**What needs to be done:** Extract every line of the material below and reproduce it faithfully.

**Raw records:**
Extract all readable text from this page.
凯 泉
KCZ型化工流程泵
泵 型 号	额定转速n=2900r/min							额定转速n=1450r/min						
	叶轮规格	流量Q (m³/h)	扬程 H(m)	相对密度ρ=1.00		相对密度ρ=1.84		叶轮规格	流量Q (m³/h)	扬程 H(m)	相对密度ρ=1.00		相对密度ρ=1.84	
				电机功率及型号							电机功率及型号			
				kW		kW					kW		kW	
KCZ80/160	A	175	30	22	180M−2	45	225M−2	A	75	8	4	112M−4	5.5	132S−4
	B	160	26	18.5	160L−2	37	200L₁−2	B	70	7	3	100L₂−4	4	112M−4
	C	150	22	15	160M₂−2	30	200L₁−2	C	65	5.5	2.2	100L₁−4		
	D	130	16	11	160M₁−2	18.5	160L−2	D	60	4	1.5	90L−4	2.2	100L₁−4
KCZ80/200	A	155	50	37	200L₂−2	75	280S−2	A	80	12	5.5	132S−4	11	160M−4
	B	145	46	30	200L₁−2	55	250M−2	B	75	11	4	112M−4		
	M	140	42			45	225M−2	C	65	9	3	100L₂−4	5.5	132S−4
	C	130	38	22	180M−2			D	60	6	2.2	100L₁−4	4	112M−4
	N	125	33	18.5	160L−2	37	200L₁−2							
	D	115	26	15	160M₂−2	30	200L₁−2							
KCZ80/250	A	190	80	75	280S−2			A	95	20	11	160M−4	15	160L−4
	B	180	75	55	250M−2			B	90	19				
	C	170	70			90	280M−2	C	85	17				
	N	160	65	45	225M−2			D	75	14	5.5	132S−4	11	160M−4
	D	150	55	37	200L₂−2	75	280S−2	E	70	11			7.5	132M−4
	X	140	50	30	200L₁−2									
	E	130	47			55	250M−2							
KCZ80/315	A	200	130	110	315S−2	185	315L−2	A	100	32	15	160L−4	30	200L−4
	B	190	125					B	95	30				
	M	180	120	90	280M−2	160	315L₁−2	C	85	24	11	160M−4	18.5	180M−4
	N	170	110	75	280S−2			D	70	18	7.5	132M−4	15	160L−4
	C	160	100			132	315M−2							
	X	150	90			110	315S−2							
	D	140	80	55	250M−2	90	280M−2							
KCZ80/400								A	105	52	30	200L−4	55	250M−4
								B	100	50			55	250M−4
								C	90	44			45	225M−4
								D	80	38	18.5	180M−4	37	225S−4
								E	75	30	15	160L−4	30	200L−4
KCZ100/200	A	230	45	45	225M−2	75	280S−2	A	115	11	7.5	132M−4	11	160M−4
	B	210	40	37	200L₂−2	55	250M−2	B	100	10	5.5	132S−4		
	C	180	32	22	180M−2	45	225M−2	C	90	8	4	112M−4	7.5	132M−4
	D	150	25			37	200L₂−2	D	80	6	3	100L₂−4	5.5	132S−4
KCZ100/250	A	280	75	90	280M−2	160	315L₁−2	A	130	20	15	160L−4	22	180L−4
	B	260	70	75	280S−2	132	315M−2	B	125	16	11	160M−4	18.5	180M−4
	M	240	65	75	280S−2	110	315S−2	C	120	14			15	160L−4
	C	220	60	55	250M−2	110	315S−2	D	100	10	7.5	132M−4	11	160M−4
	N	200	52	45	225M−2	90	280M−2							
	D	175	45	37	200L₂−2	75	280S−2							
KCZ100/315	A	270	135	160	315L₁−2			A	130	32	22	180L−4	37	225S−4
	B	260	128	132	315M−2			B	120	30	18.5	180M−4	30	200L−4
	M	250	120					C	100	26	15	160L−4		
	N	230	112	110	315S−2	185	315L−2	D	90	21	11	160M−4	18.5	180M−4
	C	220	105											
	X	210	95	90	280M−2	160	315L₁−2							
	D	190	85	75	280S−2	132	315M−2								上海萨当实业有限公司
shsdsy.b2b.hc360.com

**Output of the exercise:**
Extract all readable text from this page.
凯 泉
KCZ型化工流程泵
泵 型 号	额定转速n=2900r/min							额定转速n=1450r/min						
	叶轮规格	流量Q (m³/h)	扬程 H(m)	相对密度ρ=1.00		相对密度ρ=1.84		叶轮规格	流量Q (m³/h)	扬程 H(m)	相对密度ρ=1.00		相对密度ρ=1.84	
				电机功率及型号							电机功率及型号			
				kW		kW					kW		kW	
KCZ80/160	A	175	30	22	180M−2	45	225M−2	A	75	8	4	112M−4	5.5	132S−4
	B	160	26	18.5	160L−2	37	200L₁−2	B	70	7	3	100L₂−4	4	112M−4
	C	150	22	15	160M₂−2	30	200L₁−2	C	65	5.5	2.2	100L₁−4		
	D	130	16	11	160M₁−2	18.5	160L−2	D	60	4	1.5	90L−4	2.2	100L₁−4
KCZ80/200	A	155	50	37	200L₂−2	75	280S−2	A	80	12	5.5	132S−4	11	160M−4
	B	145	46	30	200L₁−2	55	250M−2	B	75	11	4	112M−4		
	M	140	42			45	225M−2	C	65	9	3	100L₂−4	5.5	132S−4
	C	130	38	22	180M−2			D	60	6	2.2	100L₁−4	4	112M−4
	N	125	33	18.5	160L−2	37	200L₁−2							
	D	115	26	15	160M₂−2	30	200L₁−2							
KCZ80/250	A	190	80	75	280S−2			A	95	20	11	160M−4	15	160L−4
	B	180	75	55	250M−2			B	90	19				
	C	170	70			90	280M−2	C	85	17				
	N	160	65	45	225M−2			D	75	14	5.5	132S−4	11	160M−4
	D	150	55	37	200L₂−2	75	280S−2	E	70	11			7.5	132M−4
	X	140	50	30	200L₁−2									
	E	130	47			55	250M−2							
KCZ80/315	A	200	130	110	315S−2	185	315L−2	A	100	32	15	160L−4	30	200L−4
	B	190	125					B	95	30				
	M	180	120	90	280M−2	160	315L₁−2	C	85	24	11	160M−4	18.5	180M−4
	N	170	110	75	280S−2			D	70	18	7.5	132M−4	15	160L−4
	C	160	100			132	315M−2							
	X	150	90			110	315S−2							
	D	140	80	55	250M−2	90	280M−2							
KCZ80/400								A	105	52	30	200L−4	55	250M−4
								B	100	50			55	250M−4
								C	90	44			45	225M−4
								D	80	38	18.5	180M−4	37	225S−4
								E	75	30	15	160L−4	30	200L−4
KCZ100/200	A	230	45	45	225M−2	75	280S−2	A	115	11	7.5	132M−4	11	160M−4
	B	210	40	37	200L₂−2	55	250M−2	B	100	10	5.5	132S−4		
	C	180	32	22	180M−2	45	225M−2	C	90	8	4	112M−4	7.5	132M−4
	D	150	25			37	200L₂−2	D	80	6	3	100L₂−4	5.5	132S−4
KCZ100/250	A	280	75	90	280M−2	160	315L₁−2	A	130	20	15	160L−4	22	180L−4
	B	260	70	75	280S−2	132	315M−2	B	125	16	11	160M−4	18.5	180M−4
	M	240	65	75	280S−2	110	315S−2	C	120	14			15	160L−4
	C	220	60	55	250M−2	110	315S−2	D	100	10	7.5	132M−4	11	160M−4
	N	200	52	45	225M−2	90	280M−2							
	D	175	45	37	200L₂−2	75	280S−2							
KCZ100/315	A	270	135	160	315L₁−2			A	130	32	22	180L−4	37	225S−4
	B	260	128	132	315M−2			B	120	30	18.5	180M−4	30	200L−4
	M	250	120					C	100	26	15	160L−4		
	N	230	112	110	315S−2	185	315L−2	D	90	21	11	160M−4	18.5	180M−4
	C	220	105											
	X	210	95	90	280M−2	160	315L₁−2							
	D	190	85	75	280S−2	132	315M−2								上海萨当实业有限公司
shsdsy.b2b.hc360.com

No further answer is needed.